INFORMATION GIVEN —
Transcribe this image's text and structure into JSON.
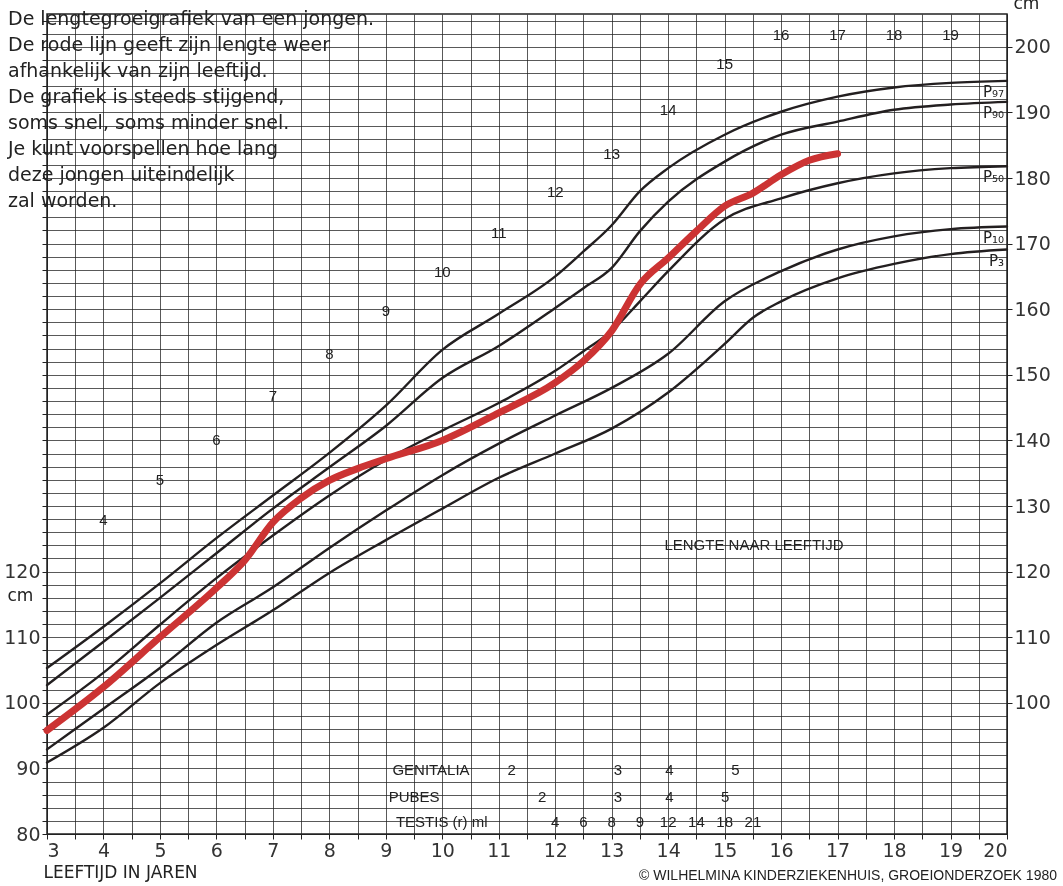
{
  "chart_data": {
    "type": "line",
    "annotations": [
      "De lengtegroeigrafiek van een jongen.\nDe rode lijn geeft zijn lengte weer\nafhankelijk van zijn leeftijd.\nDe grafiek is steeds stijgend,\nsoms snel, soms minder snel.\nJe kunt voorspellen hoe lang\ndeze jongen uiteindelijk\nzal worden.",
      "© WILHELMINA KINDERZIEKENHUIS, GROEIONDERZOEK 1980",
      "LENGTE NAAR LEEFTIJD",
      "4",
      "5",
      "6",
      "7",
      "8",
      "9",
      "10",
      "11",
      "12",
      "13",
      "14",
      "15",
      "16",
      "17",
      "18",
      "19",
      "GENITALIA",
      "2",
      "3",
      "4",
      "5",
      "PUBES",
      "2",
      "3",
      "4",
      "5",
      "TESTIS (r)  ml",
      "4",
      "6",
      "8",
      "9",
      "12",
      "14",
      "18",
      "21"
    ],
    "xlabel": "LEEFTIJD IN JAREN",
    "ylabel": "cm",
    "y2label": "cm",
    "xlim": [
      3,
      20
    ],
    "ylim": [
      80,
      205
    ],
    "y2lim": [
      80,
      205
    ],
    "xticks": [
      3,
      {
        "value": 3.5,
        "label": null
      },
      4,
      {
        "value": 4.5,
        "label": null
      },
      5,
      {
        "value": 5.5,
        "label": null
      },
      6,
      {
        "value": 6.5,
        "label": null
      },
      7,
      {
        "value": 7.5,
        "label": null
      },
      8,
      {
        "value": 8.5,
        "label": null
      },
      9,
      {
        "value": 9.5,
        "label": null
      },
      10,
      {
        "value": 10.5,
        "label": null
      },
      11,
      {
        "value": 11.5,
        "label": null
      },
      12,
      {
        "value": 12.5,
        "label": null
      },
      13,
      {
        "value": 13.5,
        "label": null
      },
      14,
      {
        "value": 14.5,
        "label": null
      },
      15,
      {
        "value": 15.5,
        "label": null
      },
      16,
      {
        "value": 16.5,
        "label": null
      },
      17,
      {
        "value": 17.5,
        "label": null
      },
      18,
      {
        "value": 18.5,
        "label": null
      },
      19,
      {
        "value": 19.5,
        "label": null
      },
      20
    ],
    "yticks": [
      80,
      {
        "value": 82,
        "label": null
      },
      {
        "value": 84,
        "label": null
      },
      {
        "value": 86,
        "label": null
      },
      {
        "value": 88,
        "label": null
      },
      90,
      {
        "value": 92,
        "label": null
      },
      {
        "value": 94,
        "label": null
      },
      {
        "value": 96,
        "label": null
      },
      {
        "value": 98,
        "label": null
      },
      100,
      {
        "value": 102,
        "label": null
      },
      {
        "value": 104,
        "label": null
      },
      {
        "value": 106,
        "label": null
      },
      {
        "value": 108,
        "label": null
      },
      110,
      {
        "value": 112,
        "label": null
      },
      {
        "value": 114,
        "label": null
      },
      {
        "value": 116,
        "label": null
      },
      {
        "value": 118,
        "label": null
      },
      120,
      {
        "value": 122,
        "label": null
      },
      {
        "value": 124,
        "label": null
      },
      {
        "value": 126,
        "label": null
      },
      {
        "value": 128,
        "label": null
      },
      {
        "value": 130,
        "label": null
      },
      {
        "value": 132,
        "label": null
      },
      {
        "value": 134,
        "label": null
      },
      {
        "value": 136,
        "label": null
      },
      {
        "value": 138,
        "label": null
      },
      {
        "value": 140,
        "label": null
      },
      {
        "value": 142,
        "label": null
      },
      {
        "value": 144,
        "label": null
      },
      {
        "value": 146,
        "label": null
      },
      {
        "value": 148,
        "label": null
      },
      {
        "value": 150,
        "label": null
      },
      {
        "value": 152,
        "label": null
      },
      {
        "value": 154,
        "label": null
      },
      {
        "value": 156,
        "label": null
      },
      {
        "value": 158,
        "label": null
      },
      {
        "value": 160,
        "label": null
      },
      {
        "value": 162,
        "label": null
      },
      {
        "value": 164,
        "label": null
      },
      {
        "value": 166,
        "label": null
      },
      {
        "value": 168,
        "label": null
      },
      {
        "value": 170,
        "label": null
      },
      {
        "value": 172,
        "label": null
      },
      {
        "value": 174,
        "label": null
      },
      {
        "value": 176,
        "label": null
      },
      {
        "value": 178,
        "label": null
      },
      {
        "value": 180,
        "label": null
      },
      {
        "value": 182,
        "label": null
      },
      {
        "value": 184,
        "label": null
      },
      {
        "value": 186,
        "label": null
      },
      {
        "value": 188,
        "label": null
      },
      {
        "value": 190,
        "label": null
      },
      {
        "value": 192,
        "label": null
      },
      {
        "value": 194,
        "label": null
      },
      {
        "value": 196,
        "label": null
      },
      {
        "value": 198,
        "label": null
      },
      {
        "value": 200,
        "label": null
      },
      {
        "value": 202,
        "label": null
      },
      {
        "value": 204,
        "label": null
      }
    ],
    "y2ticks": [
      100,
      110,
      120,
      130,
      140,
      150,
      160,
      170,
      180,
      190,
      200
    ],
    "grid": true,
    "line_style": "solid",
    "series": [
      {
        "name": "P₉₇",
        "color": "#231f20",
        "x": [
          3,
          4,
          5,
          6,
          7,
          8,
          9,
          10,
          11,
          12,
          12.5,
          13,
          13.5,
          14,
          15,
          16,
          17,
          18,
          19,
          20
        ],
        "values": [
          105.3,
          111.6,
          118.2,
          125.1,
          131.6,
          138.1,
          145.3,
          153.8,
          159.3,
          165,
          168.8,
          172.8,
          178,
          181.5,
          186.6,
          190.1,
          192.4,
          193.8,
          194.5,
          194.8
        ]
      },
      {
        "name": "P₉₀",
        "color": "#231f20",
        "x": [
          3,
          4,
          5,
          6,
          7,
          8,
          9,
          10,
          11,
          12,
          12.5,
          13,
          13.5,
          14,
          15,
          16,
          17,
          18,
          19,
          20
        ],
        "values": [
          102.7,
          109.3,
          116,
          122.8,
          129.6,
          135.9,
          142.2,
          149.5,
          154.4,
          160.2,
          163.2,
          166.3,
          171.9,
          176.4,
          182.5,
          186.6,
          188.6,
          190.4,
          191.2,
          191.6
        ]
      },
      {
        "name": "P₅₀",
        "color": "#231f20",
        "x": [
          3,
          4,
          5,
          6,
          7,
          8,
          9,
          10,
          11,
          12,
          12.5,
          13,
          13.5,
          14,
          15,
          16,
          17,
          18,
          19,
          20
        ],
        "values": [
          98.2,
          104.6,
          111.9,
          119,
          125.5,
          131.6,
          137,
          141.5,
          145.7,
          150.6,
          153.6,
          156.7,
          161.2,
          165.8,
          173.7,
          176.9,
          179.2,
          180.7,
          181.5,
          181.8
        ]
      },
      {
        "name": "P₁₀",
        "color": "#231f20",
        "x": [
          3,
          4,
          5,
          6,
          7,
          8,
          9,
          10,
          11,
          12,
          13,
          14,
          15,
          16,
          17,
          18,
          19,
          20
        ],
        "values": [
          92.9,
          99.1,
          105.3,
          112.2,
          117.6,
          123.6,
          129.3,
          134.7,
          139.5,
          143.8,
          148,
          153.2,
          161.2,
          165.8,
          169.1,
          171.1,
          172.2,
          172.6
        ]
      },
      {
        "name": "P₃",
        "color": "#231f20",
        "x": [
          3,
          4,
          5,
          6,
          7,
          8,
          9,
          10,
          11,
          12,
          13,
          14,
          15,
          15.5,
          16,
          17,
          18,
          19,
          20
        ],
        "values": [
          90.9,
          96.2,
          103,
          108.8,
          114.1,
          119.8,
          124.8,
          129.6,
          134.3,
          138,
          141.8,
          147.3,
          154.7,
          158.7,
          161.2,
          164.7,
          166.9,
          168.4,
          169.1
        ]
      },
      {
        "color": "#cc3333",
        "x": [
          3,
          4,
          5,
          6,
          6.5,
          7,
          7.5,
          8,
          8.5,
          9,
          10,
          11,
          12,
          12.5,
          13,
          13.5,
          14,
          14.5,
          15,
          15.5,
          16,
          16.5,
          17
        ],
        "values": [
          95.8,
          102.4,
          110,
          117.5,
          121.7,
          127.5,
          131.2,
          133.9,
          135.7,
          137.2,
          140,
          144.2,
          148.8,
          152.1,
          156.7,
          163.8,
          167.8,
          171.9,
          175.7,
          177.7,
          180.5,
          182.7,
          183.7
        ]
      }
    ]
  }
}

STATED PROBLEM — Every line of the listing that holds "name" should be found and copied.

PROBLEM SOLUTION —
        "name": "P₉₇",
        "name": "P₉₀",
        "name": "P₅₀",
        "name": "P₁₀",
        "name": "P₃",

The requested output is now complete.